* _To do_:
Only the number is wanted: how many lines contain "structure"?

[Dataset records]
>> BEGIN
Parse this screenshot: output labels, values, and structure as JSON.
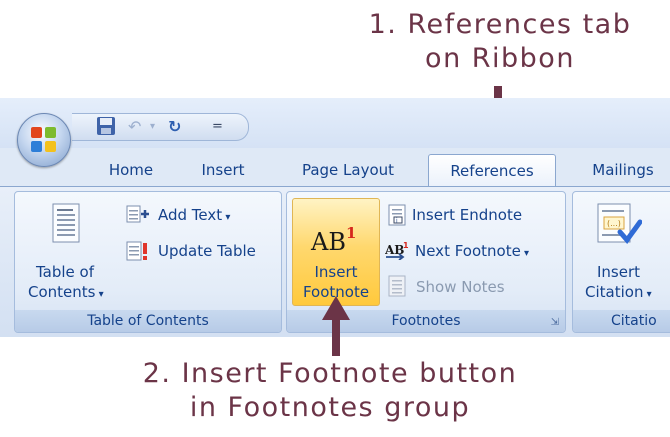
{
  "annotations": {
    "top_line1": "1. References tab",
    "top_line2": "on Ribbon",
    "bottom_line1": "2. Insert Footnote button",
    "bottom_line2": "in Footnotes group"
  },
  "qat": {
    "save_icon": "save-icon",
    "undo_icon": "undo-icon",
    "redo_icon": "redo-icon",
    "customize_glyph": "="
  },
  "tabs": [
    {
      "label": "Home"
    },
    {
      "label": "Insert"
    },
    {
      "label": "Page Layout"
    },
    {
      "label": "References"
    },
    {
      "label": "Mailings"
    }
  ],
  "active_tab": "References",
  "groups": {
    "toc": {
      "label": "Table of Contents",
      "toc_button_line1": "Table of",
      "toc_button_line2": "Contents",
      "add_text": "Add Text",
      "update_table": "Update Table"
    },
    "footnotes": {
      "label": "Footnotes",
      "insert_footnote_line1": "Insert",
      "insert_footnote_line2": "Footnote",
      "insert_footnote_icon_text": "AB",
      "insert_footnote_icon_sup": "1",
      "insert_endnote": "Insert Endnote",
      "next_footnote": "Next Footnote",
      "show_notes": "Show Notes"
    },
    "citations": {
      "label": "Citatio",
      "insert_citation_line1": "Insert",
      "insert_citation_line2": "Citation"
    }
  },
  "colors": {
    "annotation": "#6b3447",
    "ribbon_text": "#15428b",
    "highlight": "#ffd86e"
  }
}
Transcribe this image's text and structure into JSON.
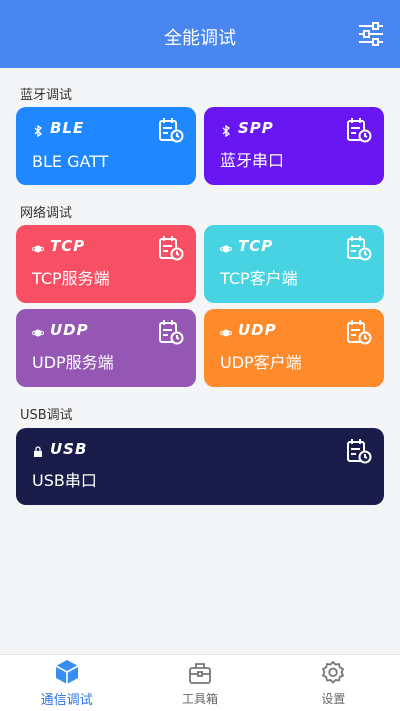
{
  "header": {
    "title": "全能调试"
  },
  "sections": {
    "bluetooth": "蓝牙调试",
    "network": "网络调试",
    "usb": "USB调试"
  },
  "cards": {
    "ble": {
      "badge": "BLE",
      "name": "BLE GATT",
      "color": "#1f87ff"
    },
    "spp": {
      "badge": "SPP",
      "name": "蓝牙串口",
      "color": "#6816f2"
    },
    "tcp_server": {
      "badge": "TCP",
      "name": "TCP服务端",
      "color": "#f74f63"
    },
    "tcp_client": {
      "badge": "TCP",
      "name": "TCP客户端",
      "color": "#48d3e2"
    },
    "udp_server": {
      "badge": "UDP",
      "name": "UDP服务端",
      "color": "#9458b4"
    },
    "udp_client": {
      "badge": "UDP",
      "name": "UDP客户端",
      "color": "#ff8a2c"
    },
    "usb": {
      "badge": "USB",
      "name": "USB串口",
      "color": "#1a1c4a"
    }
  },
  "tabbar": {
    "items": [
      {
        "label": "通信调试",
        "icon": "cube-icon",
        "active": true
      },
      {
        "label": "工具箱",
        "icon": "toolbox-icon",
        "active": false
      },
      {
        "label": "设置",
        "icon": "gear-icon",
        "active": false
      }
    ]
  },
  "colors": {
    "header": "#4a86f0",
    "accent": "#2a73e8"
  }
}
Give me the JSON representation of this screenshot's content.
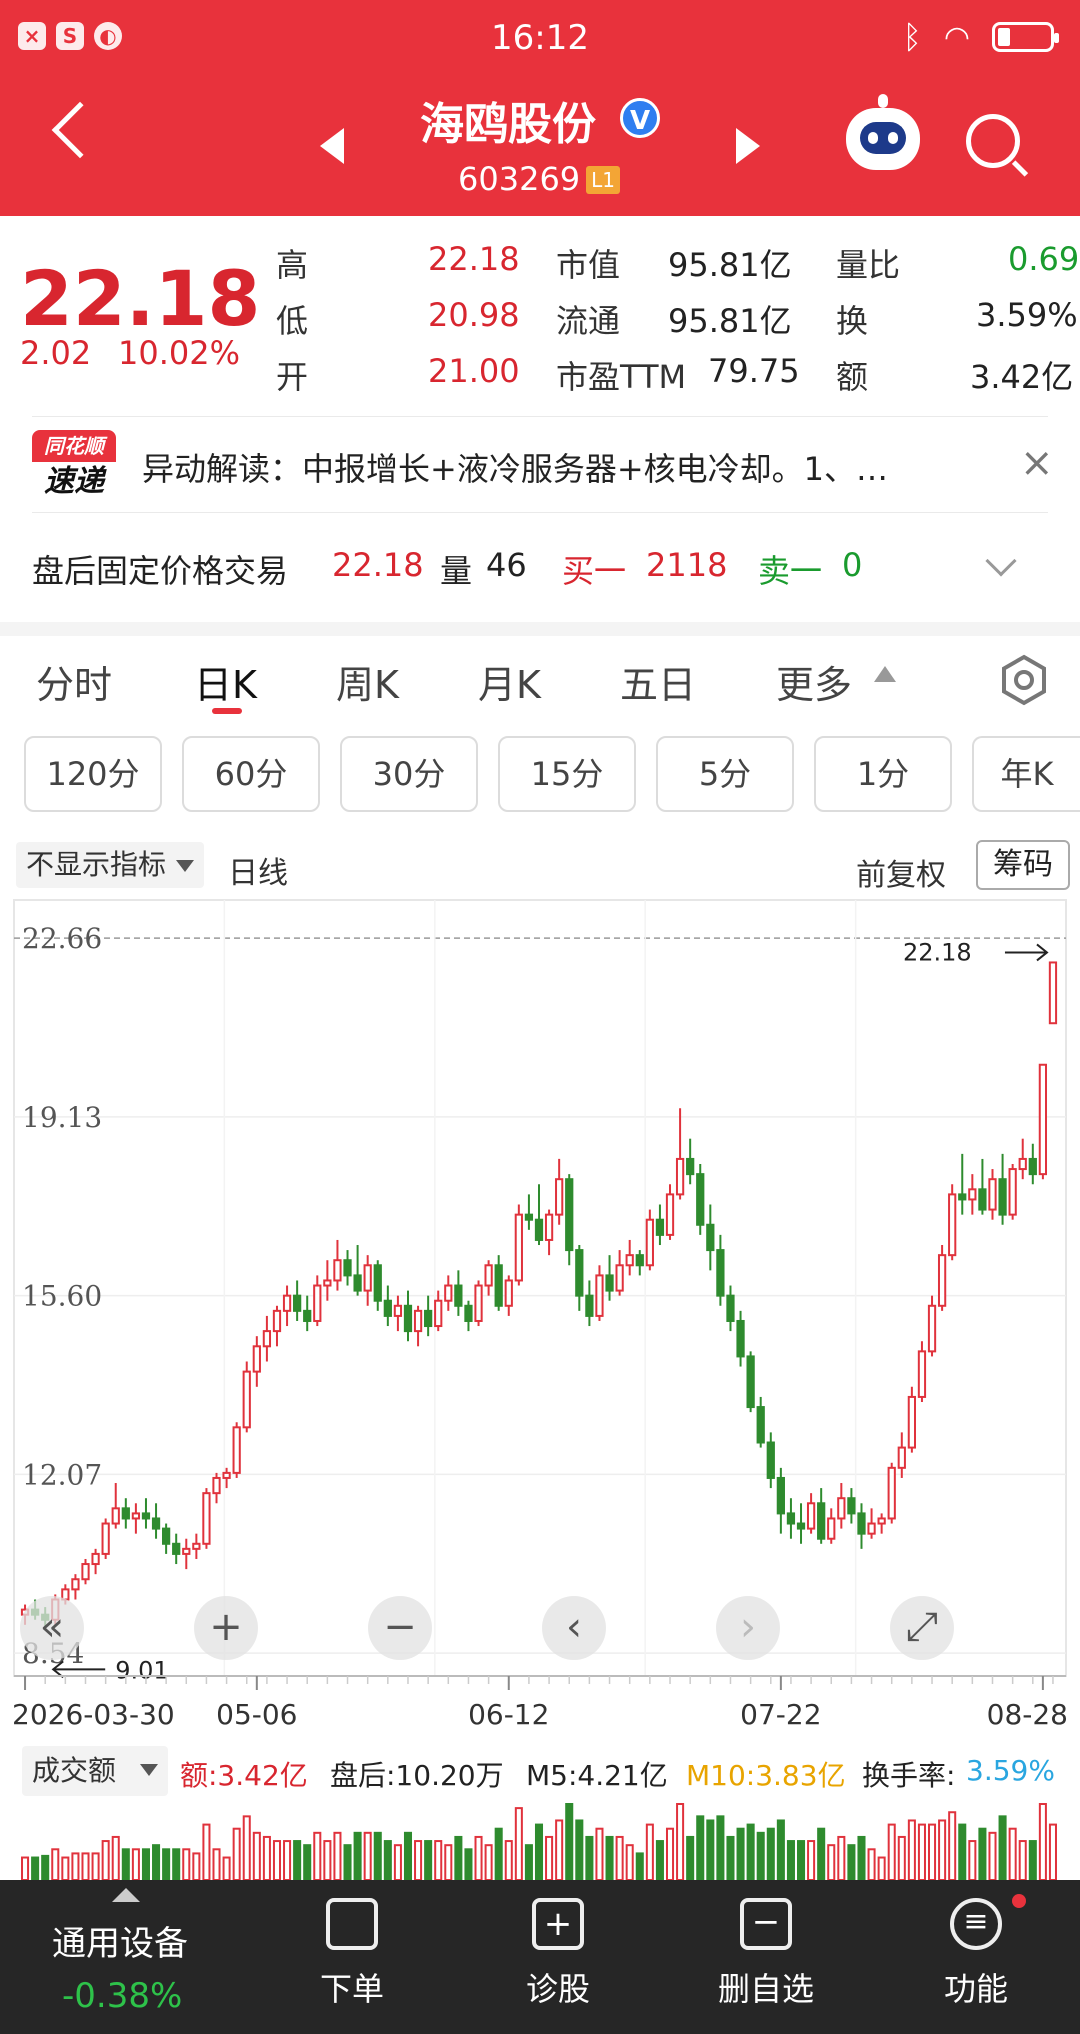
{
  "status_bar": {
    "time": "16:12",
    "left_icons": [
      "×",
      "S",
      "◐"
    ]
  },
  "header": {
    "stock_name": "海鸥股份",
    "verified": "V",
    "stock_code": "603269",
    "level_badge": "L1"
  },
  "quote": {
    "price": "22.18",
    "change": "2.02",
    "change_pct": "10.02%",
    "grid": [
      {
        "label": "高",
        "value": "22.18",
        "label2": "市值",
        "value2": "95.81亿",
        "label3": "量比",
        "value3": "0.69"
      },
      {
        "label": "低",
        "value": "20.98",
        "label2": "流通",
        "value2": "95.81亿",
        "label3": "换",
        "value3": "3.59%"
      },
      {
        "label": "开",
        "value": "21.00",
        "label2": "市盈TTM",
        "value2": "79.75",
        "label3": "额",
        "value3": "3.42亿"
      }
    ]
  },
  "news": {
    "logo_top": "同花顺",
    "logo_bottom": "速递",
    "text": "异动解读：中报增长+液冷服务器+核电冷却。1、…",
    "close": "×"
  },
  "after_hours": {
    "label": "盘后固定价格交易",
    "price": "22.18",
    "vol_label": "量",
    "vol": "46",
    "bid_label": "买一",
    "bid": "2118",
    "ask_label": "卖一",
    "ask": "0"
  },
  "tabs": [
    "分时",
    "日K",
    "周K",
    "月K",
    "五日",
    "更多"
  ],
  "active_tab": "日K",
  "periods": [
    "120分",
    "60分",
    "30分",
    "15分",
    "5分",
    "1分",
    "年K"
  ],
  "chart_header": {
    "indicator": "不显示指标",
    "line_type": "日线",
    "adjust": "前复权",
    "chips": "筹码"
  },
  "chart_data": {
    "type": "candlestick",
    "ylim": [
      8.8,
      22.9
    ],
    "y_ticks": [
      "22.66",
      "19.13",
      "15.60",
      "12.07",
      "8.54"
    ],
    "y_tick_values": [
      22.66,
      19.13,
      15.6,
      12.07,
      8.54
    ],
    "x_ticks": [
      "2026-03-30",
      "05-06",
      "06-12",
      "07-22",
      "08-28"
    ],
    "x_tick_index": [
      0,
      23,
      48,
      75,
      101
    ],
    "max_label": "22.18",
    "min_label": "9.01",
    "up_color": "#e0323c",
    "down_color": "#2e8b2e",
    "candles": [
      [
        9.3,
        9.5,
        9.1,
        9.4
      ],
      [
        9.4,
        9.6,
        9.2,
        9.3
      ],
      [
        9.3,
        9.45,
        9.01,
        9.2
      ],
      [
        9.2,
        9.7,
        9.1,
        9.6
      ],
      [
        9.6,
        9.9,
        9.5,
        9.8
      ],
      [
        9.8,
        10.1,
        9.6,
        10.0
      ],
      [
        10.0,
        10.4,
        9.9,
        10.3
      ],
      [
        10.3,
        10.6,
        10.1,
        10.5
      ],
      [
        10.5,
        11.2,
        10.4,
        11.1
      ],
      [
        11.1,
        11.9,
        11.0,
        11.4
      ],
      [
        11.4,
        11.6,
        11.0,
        11.2
      ],
      [
        11.2,
        11.5,
        10.9,
        11.3
      ],
      [
        11.3,
        11.6,
        11.0,
        11.2
      ],
      [
        11.2,
        11.5,
        10.8,
        11.0
      ],
      [
        11.0,
        11.1,
        10.5,
        10.7
      ],
      [
        10.7,
        10.9,
        10.3,
        10.5
      ],
      [
        10.5,
        10.8,
        10.2,
        10.6
      ],
      [
        10.6,
        10.9,
        10.4,
        10.7
      ],
      [
        10.7,
        11.8,
        10.6,
        11.7
      ],
      [
        11.7,
        12.1,
        11.5,
        12.0
      ],
      [
        12.0,
        12.2,
        11.8,
        12.1
      ],
      [
        12.1,
        13.1,
        12.0,
        13.0
      ],
      [
        13.0,
        14.3,
        12.9,
        14.1
      ],
      [
        14.1,
        14.8,
        13.8,
        14.6
      ],
      [
        14.6,
        15.2,
        14.3,
        14.9
      ],
      [
        14.9,
        15.4,
        14.6,
        15.3
      ],
      [
        15.3,
        15.8,
        15.0,
        15.6
      ],
      [
        15.6,
        15.9,
        15.1,
        15.3
      ],
      [
        15.3,
        15.6,
        14.9,
        15.1
      ],
      [
        15.1,
        16.0,
        15.0,
        15.8
      ],
      [
        15.8,
        16.3,
        15.5,
        15.9
      ],
      [
        15.9,
        16.7,
        15.7,
        16.3
      ],
      [
        16.3,
        16.5,
        15.8,
        16.0
      ],
      [
        16.0,
        16.6,
        15.6,
        15.7
      ],
      [
        15.7,
        16.4,
        15.4,
        16.2
      ],
      [
        16.2,
        16.3,
        15.3,
        15.5
      ],
      [
        15.5,
        15.8,
        15.0,
        15.2
      ],
      [
        15.2,
        15.6,
        14.9,
        15.4
      ],
      [
        15.4,
        15.7,
        14.7,
        14.9
      ],
      [
        14.9,
        15.4,
        14.6,
        15.3
      ],
      [
        15.3,
        15.6,
        14.8,
        15.0
      ],
      [
        15.0,
        15.7,
        14.9,
        15.5
      ],
      [
        15.5,
        16.0,
        15.3,
        15.8
      ],
      [
        15.8,
        16.1,
        15.2,
        15.4
      ],
      [
        15.4,
        15.5,
        14.9,
        15.1
      ],
      [
        15.1,
        15.9,
        15.0,
        15.8
      ],
      [
        15.8,
        16.3,
        15.6,
        16.2
      ],
      [
        16.2,
        16.4,
        15.3,
        15.4
      ],
      [
        15.4,
        16.0,
        15.2,
        15.9
      ],
      [
        15.9,
        17.4,
        15.8,
        17.2
      ],
      [
        17.2,
        17.6,
        16.9,
        17.1
      ],
      [
        17.1,
        17.8,
        16.6,
        16.7
      ],
      [
        16.7,
        17.3,
        16.4,
        17.2
      ],
      [
        17.2,
        18.3,
        17.0,
        17.9
      ],
      [
        17.9,
        18.0,
        16.2,
        16.5
      ],
      [
        16.5,
        16.6,
        15.3,
        15.6
      ],
      [
        15.6,
        15.9,
        15.0,
        15.2
      ],
      [
        15.2,
        16.2,
        15.1,
        16.0
      ],
      [
        16.0,
        16.4,
        15.5,
        15.7
      ],
      [
        15.7,
        16.5,
        15.6,
        16.2
      ],
      [
        16.2,
        16.7,
        16.0,
        16.4
      ],
      [
        16.4,
        16.5,
        16.0,
        16.2
      ],
      [
        16.2,
        17.3,
        16.1,
        17.1
      ],
      [
        17.1,
        17.4,
        16.6,
        16.8
      ],
      [
        16.8,
        17.8,
        16.7,
        17.6
      ],
      [
        17.6,
        19.3,
        17.5,
        18.3
      ],
      [
        18.3,
        18.7,
        17.8,
        18.0
      ],
      [
        18.0,
        18.2,
        16.8,
        17.0
      ],
      [
        17.0,
        17.4,
        16.1,
        16.5
      ],
      [
        16.5,
        16.8,
        15.4,
        15.6
      ],
      [
        15.6,
        15.8,
        14.9,
        15.1
      ],
      [
        15.1,
        15.3,
        14.2,
        14.4
      ],
      [
        14.4,
        14.5,
        13.3,
        13.4
      ],
      [
        13.4,
        13.6,
        12.6,
        12.7
      ],
      [
        12.7,
        12.9,
        11.8,
        12.0
      ],
      [
        12.0,
        12.2,
        10.9,
        11.3
      ],
      [
        11.3,
        11.6,
        10.8,
        11.1
      ],
      [
        11.1,
        11.5,
        10.7,
        11.0
      ],
      [
        11.0,
        11.7,
        10.9,
        11.5
      ],
      [
        11.5,
        11.8,
        10.7,
        10.8
      ],
      [
        10.8,
        11.4,
        10.7,
        11.2
      ],
      [
        11.2,
        11.9,
        11.0,
        11.6
      ],
      [
        11.6,
        11.8,
        11.1,
        11.3
      ],
      [
        11.3,
        11.5,
        10.6,
        10.9
      ],
      [
        10.9,
        11.4,
        10.8,
        11.1
      ],
      [
        11.1,
        11.3,
        10.9,
        11.2
      ],
      [
        11.2,
        12.3,
        11.1,
        12.2
      ],
      [
        12.2,
        12.9,
        12.0,
        12.6
      ],
      [
        12.6,
        13.8,
        12.5,
        13.6
      ],
      [
        13.6,
        14.7,
        13.5,
        14.5
      ],
      [
        14.5,
        15.6,
        14.4,
        15.4
      ],
      [
        15.4,
        16.6,
        15.3,
        16.4
      ],
      [
        16.4,
        17.8,
        16.3,
        17.6
      ],
      [
        17.6,
        18.4,
        17.2,
        17.5
      ],
      [
        17.5,
        18.0,
        17.2,
        17.7
      ],
      [
        17.7,
        18.3,
        17.2,
        17.3
      ],
      [
        17.3,
        18.1,
        17.1,
        17.9
      ],
      [
        17.9,
        18.4,
        17.0,
        17.2
      ],
      [
        17.2,
        18.2,
        17.1,
        18.1
      ],
      [
        18.1,
        18.7,
        17.9,
        18.3
      ],
      [
        18.3,
        18.6,
        17.8,
        18.0
      ],
      [
        18.0,
        20.16,
        17.9,
        20.16
      ],
      [
        20.98,
        22.18,
        20.98,
        22.18
      ]
    ]
  },
  "chart_controls": [
    "«",
    "+",
    "−",
    "‹",
    "›",
    "⤢"
  ],
  "volume": {
    "selector": "成交额",
    "amount_label": "额:3.42亿",
    "after_label": "盘后:10.20万",
    "m5_label": "M5:4.21亿",
    "m10_label": "M10:3.83亿",
    "turnover_label": "换手率:",
    "turnover_value": "3.59%",
    "colors": {
      "amount": "#d8262f",
      "m5": "#222222",
      "m10": "#e8a400",
      "turnover": "#2aa6e0"
    }
  },
  "bottom_bar": {
    "sector_name": "通用设备",
    "sector_change": "-0.38%",
    "items": [
      {
        "label": "下单",
        "icon": "order-icon"
      },
      {
        "label": "诊股",
        "icon": "diagnose-icon"
      },
      {
        "label": "删自选",
        "icon": "remove-watch-icon"
      },
      {
        "label": "功能",
        "icon": "menu-icon"
      }
    ]
  }
}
>> END
* _Result below_:
2